§ **What is expected**
Gather all lines with the word "Prints" in them.

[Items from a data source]

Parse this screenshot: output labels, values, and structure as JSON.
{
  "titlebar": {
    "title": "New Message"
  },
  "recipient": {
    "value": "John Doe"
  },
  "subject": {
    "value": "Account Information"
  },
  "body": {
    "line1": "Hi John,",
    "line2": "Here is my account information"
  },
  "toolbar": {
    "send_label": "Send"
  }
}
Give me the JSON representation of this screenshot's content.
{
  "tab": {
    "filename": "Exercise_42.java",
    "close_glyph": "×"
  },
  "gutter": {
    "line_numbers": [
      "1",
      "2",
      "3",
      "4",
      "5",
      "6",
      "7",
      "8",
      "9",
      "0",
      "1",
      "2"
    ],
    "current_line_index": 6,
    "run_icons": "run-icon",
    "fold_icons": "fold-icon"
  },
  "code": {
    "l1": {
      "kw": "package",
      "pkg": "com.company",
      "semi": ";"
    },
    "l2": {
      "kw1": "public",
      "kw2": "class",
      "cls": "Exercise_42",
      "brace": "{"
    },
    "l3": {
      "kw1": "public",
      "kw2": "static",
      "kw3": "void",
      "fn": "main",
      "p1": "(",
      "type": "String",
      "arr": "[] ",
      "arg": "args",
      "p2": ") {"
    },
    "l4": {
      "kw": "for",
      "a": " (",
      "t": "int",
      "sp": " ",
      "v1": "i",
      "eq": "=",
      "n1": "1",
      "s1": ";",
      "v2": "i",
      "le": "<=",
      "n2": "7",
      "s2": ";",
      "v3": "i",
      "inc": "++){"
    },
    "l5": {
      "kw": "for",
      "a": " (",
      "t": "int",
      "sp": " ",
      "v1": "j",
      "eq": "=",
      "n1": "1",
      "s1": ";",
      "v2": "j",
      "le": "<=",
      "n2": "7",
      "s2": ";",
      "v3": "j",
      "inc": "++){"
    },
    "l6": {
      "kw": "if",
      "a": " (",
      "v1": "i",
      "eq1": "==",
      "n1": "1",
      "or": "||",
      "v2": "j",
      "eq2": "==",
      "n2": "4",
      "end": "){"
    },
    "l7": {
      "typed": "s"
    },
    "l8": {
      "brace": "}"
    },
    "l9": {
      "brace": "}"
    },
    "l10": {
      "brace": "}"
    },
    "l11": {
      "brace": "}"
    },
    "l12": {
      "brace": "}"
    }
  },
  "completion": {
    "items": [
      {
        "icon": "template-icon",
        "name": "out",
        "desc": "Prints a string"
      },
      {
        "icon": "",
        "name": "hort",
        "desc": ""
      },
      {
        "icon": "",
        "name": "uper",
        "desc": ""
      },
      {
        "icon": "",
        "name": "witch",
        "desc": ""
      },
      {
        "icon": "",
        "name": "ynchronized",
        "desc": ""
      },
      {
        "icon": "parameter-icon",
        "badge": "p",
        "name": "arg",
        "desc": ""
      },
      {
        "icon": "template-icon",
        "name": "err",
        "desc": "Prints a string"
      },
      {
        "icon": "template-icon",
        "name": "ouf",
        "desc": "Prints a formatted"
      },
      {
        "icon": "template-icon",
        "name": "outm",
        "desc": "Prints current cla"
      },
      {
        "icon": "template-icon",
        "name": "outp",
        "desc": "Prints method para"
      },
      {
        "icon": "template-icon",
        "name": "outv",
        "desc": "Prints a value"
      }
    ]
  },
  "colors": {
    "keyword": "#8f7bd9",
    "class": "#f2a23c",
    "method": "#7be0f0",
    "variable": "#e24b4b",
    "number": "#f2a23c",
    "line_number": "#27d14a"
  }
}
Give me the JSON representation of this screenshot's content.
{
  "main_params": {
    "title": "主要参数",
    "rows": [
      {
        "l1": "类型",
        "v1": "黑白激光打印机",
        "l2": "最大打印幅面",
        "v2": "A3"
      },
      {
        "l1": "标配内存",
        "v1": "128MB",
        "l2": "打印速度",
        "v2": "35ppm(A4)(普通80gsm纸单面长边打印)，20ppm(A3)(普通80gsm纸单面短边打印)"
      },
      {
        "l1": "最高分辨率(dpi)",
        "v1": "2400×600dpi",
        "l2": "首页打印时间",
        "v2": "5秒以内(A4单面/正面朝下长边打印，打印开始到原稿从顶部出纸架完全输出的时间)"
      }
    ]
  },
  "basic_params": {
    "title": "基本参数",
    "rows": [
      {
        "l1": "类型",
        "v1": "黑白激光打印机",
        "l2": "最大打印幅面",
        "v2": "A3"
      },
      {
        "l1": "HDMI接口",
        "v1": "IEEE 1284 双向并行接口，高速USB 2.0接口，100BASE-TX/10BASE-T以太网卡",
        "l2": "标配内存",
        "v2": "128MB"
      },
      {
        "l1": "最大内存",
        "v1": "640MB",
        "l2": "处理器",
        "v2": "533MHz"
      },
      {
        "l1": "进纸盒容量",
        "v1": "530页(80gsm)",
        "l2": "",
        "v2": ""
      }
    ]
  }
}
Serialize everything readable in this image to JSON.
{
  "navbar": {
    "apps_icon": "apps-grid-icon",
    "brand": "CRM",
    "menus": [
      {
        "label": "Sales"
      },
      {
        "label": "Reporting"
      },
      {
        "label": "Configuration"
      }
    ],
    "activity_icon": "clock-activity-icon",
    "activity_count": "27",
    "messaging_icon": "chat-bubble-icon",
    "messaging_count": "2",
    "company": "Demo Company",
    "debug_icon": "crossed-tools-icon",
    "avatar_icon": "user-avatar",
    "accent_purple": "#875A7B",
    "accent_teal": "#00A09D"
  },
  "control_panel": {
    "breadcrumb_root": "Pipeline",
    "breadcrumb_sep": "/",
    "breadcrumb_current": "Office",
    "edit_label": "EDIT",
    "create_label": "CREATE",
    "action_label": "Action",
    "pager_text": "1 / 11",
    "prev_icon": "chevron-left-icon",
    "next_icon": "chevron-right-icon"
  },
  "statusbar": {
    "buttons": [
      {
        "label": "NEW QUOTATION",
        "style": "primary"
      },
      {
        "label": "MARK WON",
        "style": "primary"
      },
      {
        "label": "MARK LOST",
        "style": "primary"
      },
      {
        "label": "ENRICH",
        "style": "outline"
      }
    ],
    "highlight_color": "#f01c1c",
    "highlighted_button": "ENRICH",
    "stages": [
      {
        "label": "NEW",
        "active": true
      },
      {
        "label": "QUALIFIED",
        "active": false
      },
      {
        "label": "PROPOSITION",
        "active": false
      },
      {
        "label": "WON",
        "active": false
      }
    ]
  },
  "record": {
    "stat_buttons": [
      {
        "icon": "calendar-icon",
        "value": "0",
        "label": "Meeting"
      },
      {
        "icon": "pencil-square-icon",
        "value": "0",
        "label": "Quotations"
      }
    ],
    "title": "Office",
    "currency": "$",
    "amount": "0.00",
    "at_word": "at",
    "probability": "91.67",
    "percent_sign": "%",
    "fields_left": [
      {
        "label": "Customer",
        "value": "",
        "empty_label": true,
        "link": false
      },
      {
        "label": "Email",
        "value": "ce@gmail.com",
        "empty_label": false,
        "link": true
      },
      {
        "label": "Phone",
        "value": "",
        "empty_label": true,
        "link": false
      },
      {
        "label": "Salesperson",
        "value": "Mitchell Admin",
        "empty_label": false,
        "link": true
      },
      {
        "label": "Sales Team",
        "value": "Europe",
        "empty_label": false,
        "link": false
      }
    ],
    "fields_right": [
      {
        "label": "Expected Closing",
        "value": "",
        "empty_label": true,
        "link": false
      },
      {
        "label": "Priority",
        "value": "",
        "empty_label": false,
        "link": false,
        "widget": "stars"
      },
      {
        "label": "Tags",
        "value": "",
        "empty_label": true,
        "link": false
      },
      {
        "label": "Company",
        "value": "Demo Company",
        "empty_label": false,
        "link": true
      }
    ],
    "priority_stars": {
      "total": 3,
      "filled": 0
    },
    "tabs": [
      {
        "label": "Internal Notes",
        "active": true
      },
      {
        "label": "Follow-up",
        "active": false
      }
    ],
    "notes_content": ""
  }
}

§ **Output below**
        "desc": "Prints a string"
        "desc": "Prints a string"
        "desc": "Prints a formatted"
        "desc": "Prints current cla"
        "desc": "Prints method para"
        "desc": "Prints a value"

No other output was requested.